* **DIRECTIONS**
Put every line of the listing below into a Markdown table with two columns: Row for its number and Entry for the line itself. Skip blank lines, and leave the pictures out.

* **DATA FOR THE TASK**
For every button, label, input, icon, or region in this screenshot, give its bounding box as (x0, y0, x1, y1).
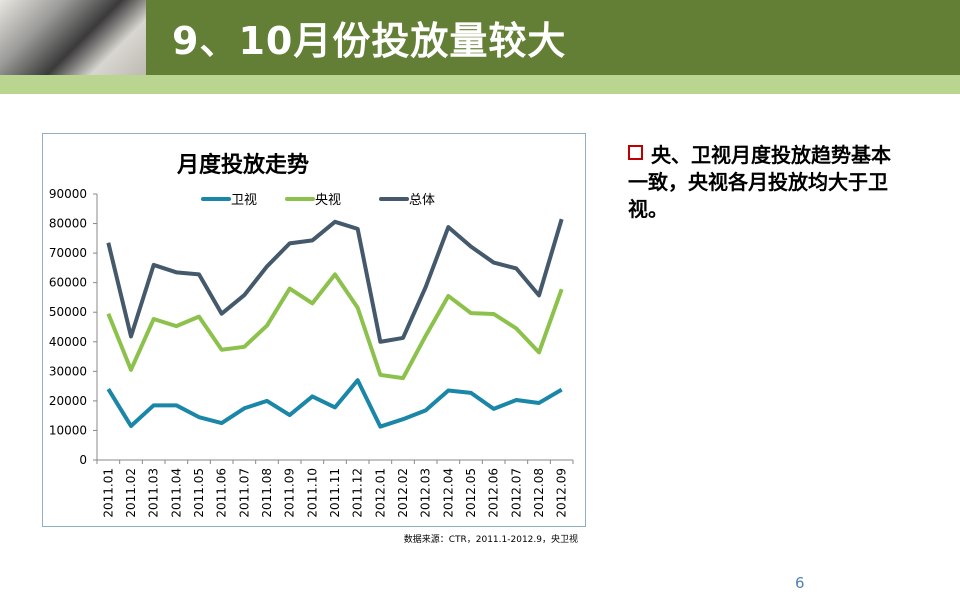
x-tick-label: 2011.05 (192, 468, 206, 518)
x-tick-label: 2012.08 (532, 468, 546, 518)
x-tick-label: 2011.01 (101, 468, 115, 518)
line-chart: 月度投放走势 0 10000 20000 30000 40000 50000 60000 700… (49, 152, 574, 518)
y-tick-label: 0 (79, 453, 87, 467)
car-interior-image (0, 0, 146, 75)
x-tick-label: 2011.03 (147, 468, 161, 518)
y-tick-label: 60000 (49, 276, 87, 290)
y-tick-label: 50000 (49, 305, 87, 319)
x-tick-label: 2012.07 (509, 468, 523, 518)
y-tick-label: 80000 (49, 217, 87, 231)
x-tick-label: 2011.08 (260, 468, 274, 518)
x-tick-label: 2012.06 (487, 468, 501, 518)
y-tick-label: 20000 (49, 394, 87, 408)
chart-container: 月度投放走势 0 10000 20000 30000 40000 50000 60000 700… (42, 133, 586, 527)
bullet-point: 央、卫视月度投放趋势基本一致，央视各月投放均大于卫视。 (628, 142, 908, 223)
series-line-2 (106, 218, 564, 344)
header-bar (0, 0, 960, 75)
y-tick-label: 90000 (49, 187, 87, 201)
x-tick-label: 2012.02 (396, 468, 410, 518)
x-tick-label: 2011.04 (169, 468, 183, 518)
series-line-1 (106, 272, 564, 381)
x-tick-label: 2012.03 (419, 468, 433, 518)
chart-title: 月度投放走势 (176, 152, 309, 178)
page-title: 9、10月份投放量较大 (172, 19, 567, 63)
x-tick-label: 2011.02 (124, 468, 138, 518)
x-tick-label: 2012.01 (373, 468, 387, 518)
hollow-square-bullet-icon (628, 145, 643, 160)
y-tick-label: 30000 (49, 364, 87, 378)
header-stripe (0, 75, 960, 94)
legend-label: 总体 (409, 193, 435, 208)
legend-label: 央视 (315, 193, 341, 208)
x-tick-label: 2011.07 (237, 468, 251, 518)
legend-label: 卫视 (231, 193, 257, 208)
x-tick-label: 2011.10 (305, 468, 319, 518)
x-tick-label: 2011.11 (328, 468, 342, 518)
x-tick-label: 2012.09 (555, 468, 569, 518)
x-tick-label: 2012.04 (441, 468, 455, 518)
bullet-text: 央、卫视月度投放趋势基本一致，央视各月投放均大于卫视。 (628, 143, 891, 221)
series-line-0 (106, 378, 563, 429)
x-tick-label: 2012.05 (464, 468, 478, 518)
y-tick-label: 10000 (49, 423, 87, 437)
x-tick-label: 2011.09 (283, 468, 297, 518)
y-tick-label: 70000 (49, 246, 87, 260)
data-source-note: 数据来源：CTR，2011.1-2012.9，央卫视 (403, 535, 578, 545)
x-tick-label: 2011.06 (215, 468, 229, 518)
y-tick-label: 40000 (49, 335, 87, 349)
x-tick-label: 2011.12 (351, 468, 365, 518)
page-number: 6 (795, 574, 805, 592)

* **SOLUTION FOR THIS EXERCISE**
| Row | Entry |
|---|---|
| 1 | For every button, label, input, icon, or region in this screenshot, give its bounding box as (x0, y0, x1, y1). |
| 2 | x-tick-label: 2011.05 (192, 468, 206, 518) |
| 3 | x-tick-label: 2012.08 (532, 468, 546, 518) |
| 4 | x-tick-label: 2011.01 (101, 468, 115, 518) |
| 5 | line-chart: 月度投放走势 0 10000 20000 30000 40000 50000 60000 700… (49, 152, 574, 518) |
| 6 | y-tick-label: 0 (79, 453, 87, 467) |
| 7 | car-interior-image (0, 0, 146, 75) |
| 8 | x-tick-label: 2011.03 (147, 468, 161, 518) |
| 9 | y-tick-label: 60000 (49, 276, 87, 290) |
| 10 | y-tick-label: 50000 (49, 305, 87, 319) |
| 11 | x-tick-label: 2012.07 (509, 468, 523, 518) |
| 12 | y-tick-label: 80000 (49, 217, 87, 231) |
| 13 | x-tick-label: 2011.08 (260, 468, 274, 518) |
| 14 | x-tick-label: 2012.06 (487, 468, 501, 518) |
| 15 | y-tick-label: 20000 (49, 394, 87, 408) |
| 16 | chart-container: 月度投放走势 0 10000 20000 30000 40000 50000 60000 700… (42, 133, 586, 527) |
| 17 | bullet-point: 央、卫视月度投放趋势基本一致，央视各月投放均大于卫视。 (628, 142, 908, 223) |
| 18 | series-line-2 (106, 218, 564, 344) |
| 19 | header-bar (0, 0, 960, 75) |
| 20 | y-tick-label: 90000 (49, 187, 87, 201) |
| 21 | x-tick-label: 2012.02 (396, 468, 410, 518) |
| 22 | x-tick-label: 2011.04 (169, 468, 183, 518) |
| 23 | series-line-1 (106, 272, 564, 381) |
| 24 | x-tick-label: 2012.03 (419, 468, 433, 518) |
| 25 | chart-title: 月度投放走势 (176, 152, 309, 178) |
| 26 | page-title: 9、10月份投放量较大 (172, 19, 567, 63) |
| 27 | x-tick-label: 2011.02 (124, 468, 138, 518) |
| 28 | x-tick-label: 2012.01 (373, 468, 387, 518) |
| 29 | hollow-square-bullet-icon (628, 145, 643, 160) |
| 30 | y-tick-label: 30000 (49, 364, 87, 378) |
| 31 | header-stripe (0, 75, 960, 94) |
| 32 | legend-label: 总体 (409, 193, 435, 208) |
| 33 | legend-label: 央视 (315, 193, 341, 208) |
| 34 | x-tick-label: 2011.07 (237, 468, 251, 518) |
| 35 | legend-label: 卫视 (231, 193, 257, 208) |
| 36 | x-tick-label: 2011.10 (305, 468, 319, 518) |
| 37 | x-tick-label: 2011.11 (328, 468, 342, 518) |
| 38 | x-tick-label: 2012.09 (555, 468, 569, 518) |
| 39 | x-tick-label: 2012.04 (441, 468, 455, 518) |
| 40 | bullet-text: 央、卫视月度投放趋势基本一致，央视各月投放均大于卫视。 (628, 143, 891, 221) |
| 41 | series-line-0 (106, 378, 563, 429) |
| 42 | x-tick-label: 2012.05 (464, 468, 478, 518) |
| 43 | y-tick-label: 10000 (49, 423, 87, 437) |
| 44 | x-tick-label: 2011.09 (283, 468, 297, 518) |
| 45 | y-tick-label: 70000 (49, 246, 87, 260) |
| 46 | data-source-note: 数据来源：CTR，2011.1-2012.9，央卫视 (403, 535, 578, 545) |
| 47 | x-tick-label: 2011.06 (215, 468, 229, 518) |
| 48 | y-tick-label: 40000 (49, 335, 87, 349) |
| 49 | x-tick-label: 2011.12 (351, 468, 365, 518) |
| 50 | page-number: 6 (795, 574, 805, 592) |